→ **Set problem**: Reproduce all of the listing below without alteration.

※ ※ ※

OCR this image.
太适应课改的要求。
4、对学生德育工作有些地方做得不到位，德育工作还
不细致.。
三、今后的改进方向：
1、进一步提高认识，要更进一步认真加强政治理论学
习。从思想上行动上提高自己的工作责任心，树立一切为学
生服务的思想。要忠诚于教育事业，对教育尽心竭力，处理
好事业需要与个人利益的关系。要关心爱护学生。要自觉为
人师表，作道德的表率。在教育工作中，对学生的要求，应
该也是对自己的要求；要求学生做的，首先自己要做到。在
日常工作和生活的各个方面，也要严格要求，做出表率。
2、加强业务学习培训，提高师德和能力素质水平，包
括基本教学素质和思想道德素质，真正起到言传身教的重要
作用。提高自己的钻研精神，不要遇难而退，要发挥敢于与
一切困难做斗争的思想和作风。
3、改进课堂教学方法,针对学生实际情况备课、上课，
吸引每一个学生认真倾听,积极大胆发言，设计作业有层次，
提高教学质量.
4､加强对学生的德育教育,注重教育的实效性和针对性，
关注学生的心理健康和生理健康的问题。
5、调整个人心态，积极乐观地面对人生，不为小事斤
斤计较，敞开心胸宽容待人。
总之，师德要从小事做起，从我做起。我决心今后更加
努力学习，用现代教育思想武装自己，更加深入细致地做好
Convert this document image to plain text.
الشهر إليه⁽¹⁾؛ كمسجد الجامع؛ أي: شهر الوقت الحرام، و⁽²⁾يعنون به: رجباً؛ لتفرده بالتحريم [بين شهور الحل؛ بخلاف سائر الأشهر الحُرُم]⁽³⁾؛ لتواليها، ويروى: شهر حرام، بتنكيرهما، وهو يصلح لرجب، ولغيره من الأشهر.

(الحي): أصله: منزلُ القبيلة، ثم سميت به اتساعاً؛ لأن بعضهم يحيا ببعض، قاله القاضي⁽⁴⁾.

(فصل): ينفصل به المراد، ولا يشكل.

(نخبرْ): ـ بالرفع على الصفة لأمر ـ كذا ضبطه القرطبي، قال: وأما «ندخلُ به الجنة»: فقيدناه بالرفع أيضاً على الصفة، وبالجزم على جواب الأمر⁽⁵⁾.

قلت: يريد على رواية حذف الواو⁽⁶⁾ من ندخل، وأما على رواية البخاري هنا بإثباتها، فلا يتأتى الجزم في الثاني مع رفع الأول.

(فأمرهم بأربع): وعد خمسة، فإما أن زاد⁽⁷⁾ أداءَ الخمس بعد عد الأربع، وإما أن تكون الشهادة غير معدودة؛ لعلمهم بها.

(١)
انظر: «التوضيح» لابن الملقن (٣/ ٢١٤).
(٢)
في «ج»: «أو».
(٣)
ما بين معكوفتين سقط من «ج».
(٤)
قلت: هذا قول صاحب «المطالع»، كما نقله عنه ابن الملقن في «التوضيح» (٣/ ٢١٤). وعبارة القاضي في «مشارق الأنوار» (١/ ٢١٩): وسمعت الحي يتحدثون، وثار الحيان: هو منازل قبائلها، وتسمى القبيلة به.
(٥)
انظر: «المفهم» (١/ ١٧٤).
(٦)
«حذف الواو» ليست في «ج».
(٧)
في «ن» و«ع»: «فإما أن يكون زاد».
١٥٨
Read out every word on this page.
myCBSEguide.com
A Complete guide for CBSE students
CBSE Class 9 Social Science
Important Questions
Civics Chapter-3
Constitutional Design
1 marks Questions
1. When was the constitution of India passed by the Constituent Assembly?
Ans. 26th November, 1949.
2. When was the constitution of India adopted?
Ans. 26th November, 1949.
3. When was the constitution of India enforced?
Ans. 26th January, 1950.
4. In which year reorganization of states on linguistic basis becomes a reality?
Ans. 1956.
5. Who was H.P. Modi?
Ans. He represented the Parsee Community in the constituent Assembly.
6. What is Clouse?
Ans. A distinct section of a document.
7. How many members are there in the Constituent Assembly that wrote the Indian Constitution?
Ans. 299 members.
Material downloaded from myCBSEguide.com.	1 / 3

※ ※ ※

→ **Expected answer**:
OCR this image.
太适应课改的要求。
4、对学生德育工作有些地方做得不到位，德育工作还
不细致.。
三、今后的改进方向：
1、进一步提高认识，要更进一步认真加强政治理论学
习。从思想上行动上提高自己的工作责任心，树立一切为学
生服务的思想。要忠诚于教育事业，对教育尽心竭力，处理
好事业需要与个人利益的关系。要关心爱护学生。要自觉为
人师表，作道德的表率。在教育工作中，对学生的要求，应
该也是对自己的要求；要求学生做的，首先自己要做到。在
日常工作和生活的各个方面，也要严格要求，做出表率。
2、加强业务学习培训，提高师德和能力素质水平，包
括基本教学素质和思想道德素质，真正起到言传身教的重要
作用。提高自己的钻研精神，不要遇难而退，要发挥敢于与
一切困难做斗争的思想和作风。
3、改进课堂教学方法,针对学生实际情况备课、上课，
吸引每一个学生认真倾听,积极大胆发言，设计作业有层次，
提高教学质量.
4､加强对学生的德育教育,注重教育的实效性和针对性，
关注学生的心理健康和生理健康的问题。
5、调整个人心态，积极乐观地面对人生，不为小事斤
斤计较，敞开心胸宽容待人。
总之，师德要从小事做起，从我做起。我决心今后更加
努力学习，用现代教育思想武装自己，更加深入细致地做好
Convert this document image to plain text.
الشهر إليه⁽¹⁾؛ كمسجد الجامع؛ أي: شهر الوقت الحرام، و⁽²⁾يعنون به: رجباً؛ لتفرده بالتحريم [بين شهور الحل؛ بخلاف سائر الأشهر الحُرُم]⁽³⁾؛ لتواليها، ويروى: شهر حرام، بتنكيرهما، وهو يصلح لرجب، ولغيره من الأشهر.

(الحي): أصله: منزلُ القبيلة، ثم سميت به اتساعاً؛ لأن بعضهم يحيا ببعض، قاله القاضي⁽⁴⁾.

(فصل): ينفصل به المراد، ولا يشكل.

(نخبرْ): ـ بالرفع على الصفة لأمر ـ كذا ضبطه القرطبي، قال: وأما «ندخلُ به الجنة»: فقيدناه بالرفع أيضاً على الصفة، وبالجزم على جواب الأمر⁽⁵⁾.

قلت: يريد على رواية حذف الواو⁽⁶⁾ من ندخل، وأما على رواية البخاري هنا بإثباتها، فلا يتأتى الجزم في الثاني مع رفع الأول.

(فأمرهم بأربع): وعد خمسة، فإما أن زاد⁽⁷⁾ أداءَ الخمس بعد عد الأربع، وإما أن تكون الشهادة غير معدودة؛ لعلمهم بها.

(١)
انظر: «التوضيح» لابن الملقن (٣/ ٢١٤).
(٢)
في «ج»: «أو».
(٣)
ما بين معكوفتين سقط من «ج».
(٤)
قلت: هذا قول صاحب «المطالع»، كما نقله عنه ابن الملقن في «التوضيح» (٣/ ٢١٤). وعبارة القاضي في «مشارق الأنوار» (١/ ٢١٩): وسمعت الحي يتحدثون، وثار الحيان: هو منازل قبائلها، وتسمى القبيلة به.
(٥)
انظر: «المفهم» (١/ ١٧٤).
(٦)
«حذف الواو» ليست في «ج».
(٧)
في «ن» و«ع»: «فإما أن يكون زاد».
١٥٨
Read out every word on this page.
myCBSEguide.com
A Complete guide for CBSE students
CBSE Class 9 Social Science
Important Questions
Civics Chapter-3
Constitutional Design
1 marks Questions
1. When was the constitution of India passed by the Constituent Assembly?
Ans. 26th November, 1949.
2. When was the constitution of India adopted?
Ans. 26th November, 1949.
3. When was the constitution of India enforced?
Ans. 26th January, 1950.
4. In which year reorganization of states on linguistic basis becomes a reality?
Ans. 1956.
5. Who was H.P. Modi?
Ans. He represented the Parsee Community in the constituent Assembly.
6. What is Clouse?
Ans. A distinct section of a document.
7. How many members are there in the Constituent Assembly that wrote the Indian Constitution?
Ans. 299 members.
Material downloaded from myCBSEguide.com.	1 / 3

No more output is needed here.